[Instructions for the task]
Each entry below should be echoed exactly, with pictures omitted.

Data tied to figure images:
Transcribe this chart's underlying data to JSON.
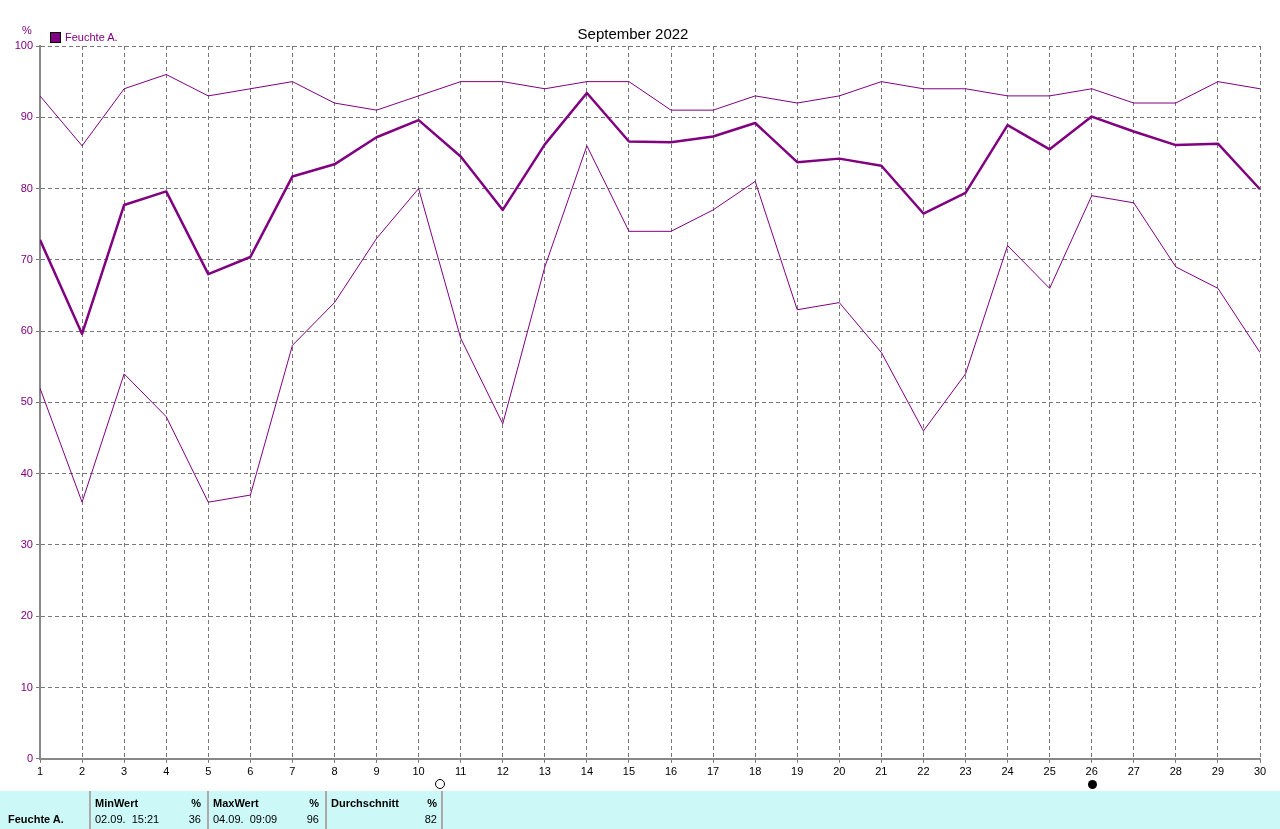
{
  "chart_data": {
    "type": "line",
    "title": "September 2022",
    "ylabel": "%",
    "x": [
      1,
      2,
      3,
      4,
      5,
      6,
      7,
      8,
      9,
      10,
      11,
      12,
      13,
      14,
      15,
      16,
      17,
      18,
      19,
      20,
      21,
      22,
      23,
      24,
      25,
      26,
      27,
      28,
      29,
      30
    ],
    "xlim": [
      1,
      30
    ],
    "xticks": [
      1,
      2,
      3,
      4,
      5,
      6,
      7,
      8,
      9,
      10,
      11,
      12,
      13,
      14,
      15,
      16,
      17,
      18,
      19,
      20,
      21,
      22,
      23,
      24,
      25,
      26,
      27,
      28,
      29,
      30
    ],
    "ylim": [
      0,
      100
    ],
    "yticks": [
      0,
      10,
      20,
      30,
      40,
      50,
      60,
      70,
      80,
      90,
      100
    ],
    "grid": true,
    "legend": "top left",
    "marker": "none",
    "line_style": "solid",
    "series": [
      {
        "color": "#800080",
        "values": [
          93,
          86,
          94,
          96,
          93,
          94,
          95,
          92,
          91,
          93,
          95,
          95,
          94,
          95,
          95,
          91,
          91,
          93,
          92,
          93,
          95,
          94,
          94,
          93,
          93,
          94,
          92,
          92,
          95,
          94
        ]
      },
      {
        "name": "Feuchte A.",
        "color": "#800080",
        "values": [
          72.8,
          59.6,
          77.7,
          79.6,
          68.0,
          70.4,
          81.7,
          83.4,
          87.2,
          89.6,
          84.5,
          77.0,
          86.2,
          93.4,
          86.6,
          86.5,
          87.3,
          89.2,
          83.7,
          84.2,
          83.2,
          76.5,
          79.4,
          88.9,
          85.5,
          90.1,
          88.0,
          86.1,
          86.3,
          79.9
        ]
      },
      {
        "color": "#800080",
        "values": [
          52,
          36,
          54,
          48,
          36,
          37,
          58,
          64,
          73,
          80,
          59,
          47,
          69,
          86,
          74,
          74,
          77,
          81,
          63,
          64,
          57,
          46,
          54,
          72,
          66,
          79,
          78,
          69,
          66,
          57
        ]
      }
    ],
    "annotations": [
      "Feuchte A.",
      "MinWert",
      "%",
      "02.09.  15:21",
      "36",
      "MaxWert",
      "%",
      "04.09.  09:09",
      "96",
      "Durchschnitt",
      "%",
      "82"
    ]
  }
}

[Exercise response]
Transcribe this chart's underlying data to JSON.
{
  "chart_data": {
    "type": "line",
    "title": "September 2022",
    "ylabel": "%",
    "x": [
      1,
      2,
      3,
      4,
      5,
      6,
      7,
      8,
      9,
      10,
      11,
      12,
      13,
      14,
      15,
      16,
      17,
      18,
      19,
      20,
      21,
      22,
      23,
      24,
      25,
      26,
      27,
      28,
      29,
      30
    ],
    "xlim": [
      1,
      30
    ],
    "xticks": [
      1,
      2,
      3,
      4,
      5,
      6,
      7,
      8,
      9,
      10,
      11,
      12,
      13,
      14,
      15,
      16,
      17,
      18,
      19,
      20,
      21,
      22,
      23,
      24,
      25,
      26,
      27,
      28,
      29,
      30
    ],
    "ylim": [
      0,
      100
    ],
    "yticks": [
      0,
      10,
      20,
      30,
      40,
      50,
      60,
      70,
      80,
      90,
      100
    ],
    "grid": true,
    "legend": "top left",
    "marker": "none",
    "line_style": "solid",
    "series": [
      {
        "color": "#800080",
        "values": [
          93,
          86,
          94,
          96,
          93,
          94,
          95,
          92,
          91,
          93,
          95,
          95,
          94,
          95,
          95,
          91,
          91,
          93,
          92,
          93,
          95,
          94,
          94,
          93,
          93,
          94,
          92,
          92,
          95,
          94
        ]
      },
      {
        "name": "Feuchte A.",
        "color": "#800080",
        "values": [
          72.8,
          59.6,
          77.7,
          79.6,
          68.0,
          70.4,
          81.7,
          83.4,
          87.2,
          89.6,
          84.5,
          77.0,
          86.2,
          93.4,
          86.6,
          86.5,
          87.3,
          89.2,
          83.7,
          84.2,
          83.2,
          76.5,
          79.4,
          88.9,
          85.5,
          90.1,
          88.0,
          86.1,
          86.3,
          79.9
        ]
      },
      {
        "color": "#800080",
        "values": [
          52,
          36,
          54,
          48,
          36,
          37,
          58,
          64,
          73,
          80,
          59,
          47,
          69,
          86,
          74,
          74,
          77,
          81,
          63,
          64,
          57,
          46,
          54,
          72,
          66,
          79,
          78,
          69,
          66,
          57
        ]
      }
    ],
    "annotations": [
      "Feuchte A.",
      "MinWert",
      "%",
      "02.09.  15:21",
      "36",
      "MaxWert",
      "%",
      "04.09.  09:09",
      "96",
      "Durchschnitt",
      "%",
      "82"
    ]
  }
}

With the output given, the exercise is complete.